### Entries supplied:
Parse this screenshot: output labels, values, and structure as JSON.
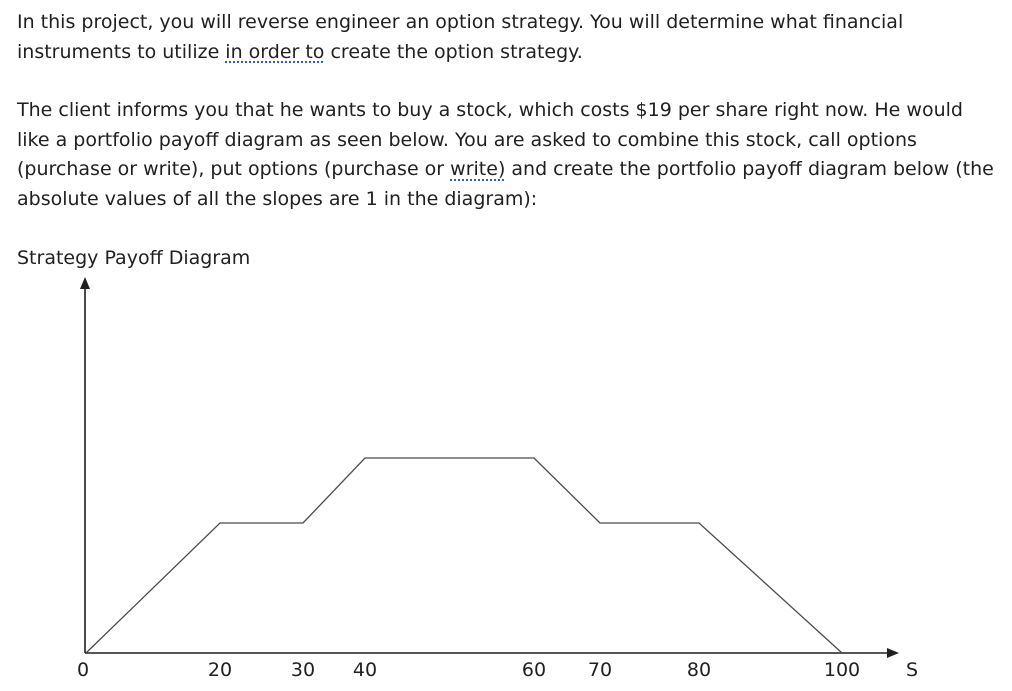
{
  "intro": {
    "p1_part1": "In this project, you will reverse engineer an option strategy. You will determine what financial instruments to utilize ",
    "p1_dotted": "in order to",
    "p1_part2": " create the option strategy.",
    "p2_part1": "The client informs you that he wants to buy a stock, which costs $19 per share right now. He would like a portfolio payoff diagram as seen below. You are asked to combine this stock, call options (purchase or write), put options (purchase or ",
    "p2_dotted": "write)",
    "p2_part2": " and create the portfolio payoff diagram below (the absolute values of all the slopes are 1 in the diagram):"
  },
  "diagram_title": "Strategy Payoff Diagram",
  "chart_data": {
    "type": "line",
    "title": "Strategy Payoff Diagram",
    "xlabel": "S",
    "ylabel": "",
    "x_ticks": [
      "0",
      "20",
      "30",
      "40",
      "60",
      "70",
      "80",
      "100"
    ],
    "points": [
      {
        "x": 0,
        "y": 0
      },
      {
        "x": 20,
        "y": 20
      },
      {
        "x": 30,
        "y": 20
      },
      {
        "x": 40,
        "y": 30
      },
      {
        "x": 60,
        "y": 30
      },
      {
        "x": 70,
        "y": 20
      },
      {
        "x": 80,
        "y": 20
      },
      {
        "x": 100,
        "y": 0
      }
    ],
    "slope_note": "absolute values of all the slopes are 1",
    "grid": false,
    "legend": "none"
  }
}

### Your task:
Show every line in the entries where the string "portfolio" occurs.

### Response to the task:
    "p2_part1": "The client informs you that he wants to buy a stock, which costs $19 per share right now. He would like a portfolio payoff diagram as seen below. You are asked to combine this stock, call options (purchase or write), put options (purchase or ",
    "p2_part2": " and create the portfolio payoff diagram below (the absolute values of all the slopes are 1 in the diagram):"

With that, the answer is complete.